## Task goal
In your copy, leave out the pictures; write out all the data exactly.

## Raw records
— begin —
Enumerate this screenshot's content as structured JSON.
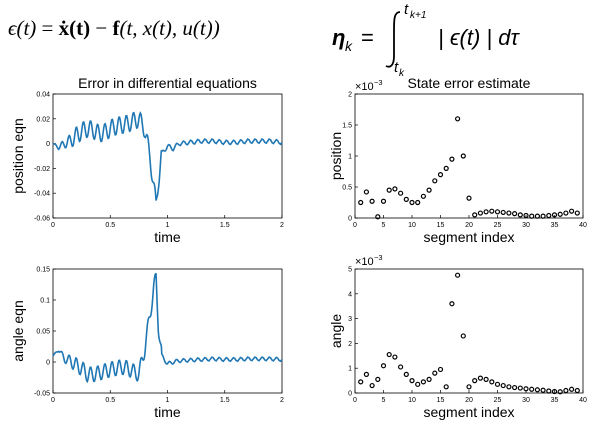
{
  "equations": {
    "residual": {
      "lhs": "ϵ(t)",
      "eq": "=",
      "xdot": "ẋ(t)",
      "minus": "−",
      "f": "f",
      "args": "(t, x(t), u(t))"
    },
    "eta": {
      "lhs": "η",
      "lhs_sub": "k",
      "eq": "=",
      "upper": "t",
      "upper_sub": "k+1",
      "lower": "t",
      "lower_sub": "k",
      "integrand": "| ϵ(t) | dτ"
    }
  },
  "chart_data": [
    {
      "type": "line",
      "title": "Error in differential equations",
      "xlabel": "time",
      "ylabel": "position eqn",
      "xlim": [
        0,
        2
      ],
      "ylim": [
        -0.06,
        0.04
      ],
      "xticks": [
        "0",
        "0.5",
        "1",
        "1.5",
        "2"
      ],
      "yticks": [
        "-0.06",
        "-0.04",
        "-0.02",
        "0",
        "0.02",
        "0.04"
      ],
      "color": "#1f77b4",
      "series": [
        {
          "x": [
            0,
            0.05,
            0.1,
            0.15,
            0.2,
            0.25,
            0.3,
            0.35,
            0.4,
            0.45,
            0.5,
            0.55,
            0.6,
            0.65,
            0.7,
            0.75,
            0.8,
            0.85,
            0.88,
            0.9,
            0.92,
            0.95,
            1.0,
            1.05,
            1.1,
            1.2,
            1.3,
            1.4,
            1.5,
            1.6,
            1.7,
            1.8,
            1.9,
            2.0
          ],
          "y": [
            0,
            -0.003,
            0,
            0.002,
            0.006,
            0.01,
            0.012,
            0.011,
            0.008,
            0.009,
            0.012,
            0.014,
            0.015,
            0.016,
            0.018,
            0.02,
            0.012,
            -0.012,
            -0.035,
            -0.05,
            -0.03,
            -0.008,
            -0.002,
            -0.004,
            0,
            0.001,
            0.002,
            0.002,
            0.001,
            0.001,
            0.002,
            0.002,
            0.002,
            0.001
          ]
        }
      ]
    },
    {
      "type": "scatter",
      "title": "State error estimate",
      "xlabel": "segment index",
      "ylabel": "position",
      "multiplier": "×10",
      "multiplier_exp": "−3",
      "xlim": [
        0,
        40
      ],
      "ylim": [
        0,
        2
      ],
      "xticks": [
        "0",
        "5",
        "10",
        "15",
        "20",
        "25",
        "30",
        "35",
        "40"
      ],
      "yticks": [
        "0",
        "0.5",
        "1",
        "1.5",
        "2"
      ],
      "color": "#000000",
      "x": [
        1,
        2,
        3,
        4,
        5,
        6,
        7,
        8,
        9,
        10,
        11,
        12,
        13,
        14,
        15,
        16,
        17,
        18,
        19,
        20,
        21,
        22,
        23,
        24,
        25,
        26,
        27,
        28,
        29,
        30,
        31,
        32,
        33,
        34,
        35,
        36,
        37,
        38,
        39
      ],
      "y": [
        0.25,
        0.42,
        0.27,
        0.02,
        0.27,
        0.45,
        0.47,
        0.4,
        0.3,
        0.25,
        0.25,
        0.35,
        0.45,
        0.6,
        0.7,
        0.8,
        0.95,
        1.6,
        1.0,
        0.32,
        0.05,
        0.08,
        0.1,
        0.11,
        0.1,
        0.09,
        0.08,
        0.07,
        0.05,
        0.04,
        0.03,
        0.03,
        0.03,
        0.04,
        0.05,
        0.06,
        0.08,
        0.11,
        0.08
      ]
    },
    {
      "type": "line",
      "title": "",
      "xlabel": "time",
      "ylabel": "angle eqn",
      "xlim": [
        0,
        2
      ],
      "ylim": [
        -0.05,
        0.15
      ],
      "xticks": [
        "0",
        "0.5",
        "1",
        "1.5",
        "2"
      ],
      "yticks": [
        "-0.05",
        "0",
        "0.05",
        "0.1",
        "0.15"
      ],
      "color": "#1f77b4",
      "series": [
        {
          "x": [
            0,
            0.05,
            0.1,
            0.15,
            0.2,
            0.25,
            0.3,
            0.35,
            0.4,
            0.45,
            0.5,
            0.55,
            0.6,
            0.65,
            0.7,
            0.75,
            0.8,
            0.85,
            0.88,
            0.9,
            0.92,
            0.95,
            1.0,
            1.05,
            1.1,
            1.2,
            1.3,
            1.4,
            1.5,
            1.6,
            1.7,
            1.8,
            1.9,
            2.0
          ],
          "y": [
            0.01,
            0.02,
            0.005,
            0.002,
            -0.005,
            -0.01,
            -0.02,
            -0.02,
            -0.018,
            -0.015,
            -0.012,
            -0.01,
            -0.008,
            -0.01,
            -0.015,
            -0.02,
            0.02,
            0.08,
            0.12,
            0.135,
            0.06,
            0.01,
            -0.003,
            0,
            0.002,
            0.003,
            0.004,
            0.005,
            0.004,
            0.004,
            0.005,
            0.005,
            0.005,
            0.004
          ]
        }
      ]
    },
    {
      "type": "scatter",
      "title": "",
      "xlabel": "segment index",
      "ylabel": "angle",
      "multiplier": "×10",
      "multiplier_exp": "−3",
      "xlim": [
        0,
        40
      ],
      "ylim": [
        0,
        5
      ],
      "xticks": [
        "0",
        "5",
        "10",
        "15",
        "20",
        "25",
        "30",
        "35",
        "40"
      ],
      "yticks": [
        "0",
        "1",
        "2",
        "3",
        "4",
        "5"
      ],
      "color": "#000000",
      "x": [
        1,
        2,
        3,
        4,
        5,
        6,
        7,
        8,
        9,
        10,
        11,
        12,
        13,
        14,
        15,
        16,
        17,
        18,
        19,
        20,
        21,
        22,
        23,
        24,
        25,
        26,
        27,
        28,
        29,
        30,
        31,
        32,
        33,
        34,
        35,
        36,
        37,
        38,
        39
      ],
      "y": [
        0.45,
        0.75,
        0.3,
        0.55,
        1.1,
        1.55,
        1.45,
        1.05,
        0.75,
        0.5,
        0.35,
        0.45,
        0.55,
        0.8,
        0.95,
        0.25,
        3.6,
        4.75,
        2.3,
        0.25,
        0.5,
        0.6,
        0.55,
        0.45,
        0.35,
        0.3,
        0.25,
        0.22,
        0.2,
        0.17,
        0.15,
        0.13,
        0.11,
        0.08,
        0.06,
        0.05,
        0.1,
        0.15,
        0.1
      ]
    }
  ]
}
— end —
## Correct result
Enumerate this screenshot's content as structured JSON.
{
  "equations": {
    "residual": {
      "lhs": "ϵ(t)",
      "eq": "=",
      "xdot": "ẋ(t)",
      "minus": "−",
      "f": "f",
      "args": "(t, x(t), u(t))"
    },
    "eta": {
      "lhs": "η",
      "lhs_sub": "k",
      "eq": "=",
      "upper": "t",
      "upper_sub": "k+1",
      "lower": "t",
      "lower_sub": "k",
      "integrand": "| ϵ(t) | dτ"
    }
  },
  "chart_data": [
    {
      "type": "line",
      "title": "Error in differential equations",
      "xlabel": "time",
      "ylabel": "position eqn",
      "xlim": [
        0,
        2
      ],
      "ylim": [
        -0.06,
        0.04
      ],
      "xticks": [
        "0",
        "0.5",
        "1",
        "1.5",
        "2"
      ],
      "yticks": [
        "-0.06",
        "-0.04",
        "-0.02",
        "0",
        "0.02",
        "0.04"
      ],
      "color": "#1f77b4",
      "series": [
        {
          "x": [
            0,
            0.05,
            0.1,
            0.15,
            0.2,
            0.25,
            0.3,
            0.35,
            0.4,
            0.45,
            0.5,
            0.55,
            0.6,
            0.65,
            0.7,
            0.75,
            0.8,
            0.85,
            0.88,
            0.9,
            0.92,
            0.95,
            1.0,
            1.05,
            1.1,
            1.2,
            1.3,
            1.4,
            1.5,
            1.6,
            1.7,
            1.8,
            1.9,
            2.0
          ],
          "y": [
            0,
            -0.003,
            0,
            0.002,
            0.006,
            0.01,
            0.012,
            0.011,
            0.008,
            0.009,
            0.012,
            0.014,
            0.015,
            0.016,
            0.018,
            0.02,
            0.012,
            -0.012,
            -0.035,
            -0.05,
            -0.03,
            -0.008,
            -0.002,
            -0.004,
            0,
            0.001,
            0.002,
            0.002,
            0.001,
            0.001,
            0.002,
            0.002,
            0.002,
            0.001
          ]
        }
      ]
    },
    {
      "type": "scatter",
      "title": "State error estimate",
      "xlabel": "segment index",
      "ylabel": "position",
      "multiplier": "×10",
      "multiplier_exp": "−3",
      "xlim": [
        0,
        40
      ],
      "ylim": [
        0,
        2
      ],
      "xticks": [
        "0",
        "5",
        "10",
        "15",
        "20",
        "25",
        "30",
        "35",
        "40"
      ],
      "yticks": [
        "0",
        "0.5",
        "1",
        "1.5",
        "2"
      ],
      "color": "#000000",
      "x": [
        1,
        2,
        3,
        4,
        5,
        6,
        7,
        8,
        9,
        10,
        11,
        12,
        13,
        14,
        15,
        16,
        17,
        18,
        19,
        20,
        21,
        22,
        23,
        24,
        25,
        26,
        27,
        28,
        29,
        30,
        31,
        32,
        33,
        34,
        35,
        36,
        37,
        38,
        39
      ],
      "y": [
        0.25,
        0.42,
        0.27,
        0.02,
        0.27,
        0.45,
        0.47,
        0.4,
        0.3,
        0.25,
        0.25,
        0.35,
        0.45,
        0.6,
        0.7,
        0.8,
        0.95,
        1.6,
        1.0,
        0.32,
        0.05,
        0.08,
        0.1,
        0.11,
        0.1,
        0.09,
        0.08,
        0.07,
        0.05,
        0.04,
        0.03,
        0.03,
        0.03,
        0.04,
        0.05,
        0.06,
        0.08,
        0.11,
        0.08
      ]
    },
    {
      "type": "line",
      "title": "",
      "xlabel": "time",
      "ylabel": "angle eqn",
      "xlim": [
        0,
        2
      ],
      "ylim": [
        -0.05,
        0.15
      ],
      "xticks": [
        "0",
        "0.5",
        "1",
        "1.5",
        "2"
      ],
      "yticks": [
        "-0.05",
        "0",
        "0.05",
        "0.1",
        "0.15"
      ],
      "color": "#1f77b4",
      "series": [
        {
          "x": [
            0,
            0.05,
            0.1,
            0.15,
            0.2,
            0.25,
            0.3,
            0.35,
            0.4,
            0.45,
            0.5,
            0.55,
            0.6,
            0.65,
            0.7,
            0.75,
            0.8,
            0.85,
            0.88,
            0.9,
            0.92,
            0.95,
            1.0,
            1.05,
            1.1,
            1.2,
            1.3,
            1.4,
            1.5,
            1.6,
            1.7,
            1.8,
            1.9,
            2.0
          ],
          "y": [
            0.01,
            0.02,
            0.005,
            0.002,
            -0.005,
            -0.01,
            -0.02,
            -0.02,
            -0.018,
            -0.015,
            -0.012,
            -0.01,
            -0.008,
            -0.01,
            -0.015,
            -0.02,
            0.02,
            0.08,
            0.12,
            0.135,
            0.06,
            0.01,
            -0.003,
            0,
            0.002,
            0.003,
            0.004,
            0.005,
            0.004,
            0.004,
            0.005,
            0.005,
            0.005,
            0.004
          ]
        }
      ]
    },
    {
      "type": "scatter",
      "title": "",
      "xlabel": "segment index",
      "ylabel": "angle",
      "multiplier": "×10",
      "multiplier_exp": "−3",
      "xlim": [
        0,
        40
      ],
      "ylim": [
        0,
        5
      ],
      "xticks": [
        "0",
        "5",
        "10",
        "15",
        "20",
        "25",
        "30",
        "35",
        "40"
      ],
      "yticks": [
        "0",
        "1",
        "2",
        "3",
        "4",
        "5"
      ],
      "color": "#000000",
      "x": [
        1,
        2,
        3,
        4,
        5,
        6,
        7,
        8,
        9,
        10,
        11,
        12,
        13,
        14,
        15,
        16,
        17,
        18,
        19,
        20,
        21,
        22,
        23,
        24,
        25,
        26,
        27,
        28,
        29,
        30,
        31,
        32,
        33,
        34,
        35,
        36,
        37,
        38,
        39
      ],
      "y": [
        0.45,
        0.75,
        0.3,
        0.55,
        1.1,
        1.55,
        1.45,
        1.05,
        0.75,
        0.5,
        0.35,
        0.45,
        0.55,
        0.8,
        0.95,
        0.25,
        3.6,
        4.75,
        2.3,
        0.25,
        0.5,
        0.6,
        0.55,
        0.45,
        0.35,
        0.3,
        0.25,
        0.22,
        0.2,
        0.17,
        0.15,
        0.13,
        0.11,
        0.08,
        0.06,
        0.05,
        0.1,
        0.15,
        0.1
      ]
    }
  ]
}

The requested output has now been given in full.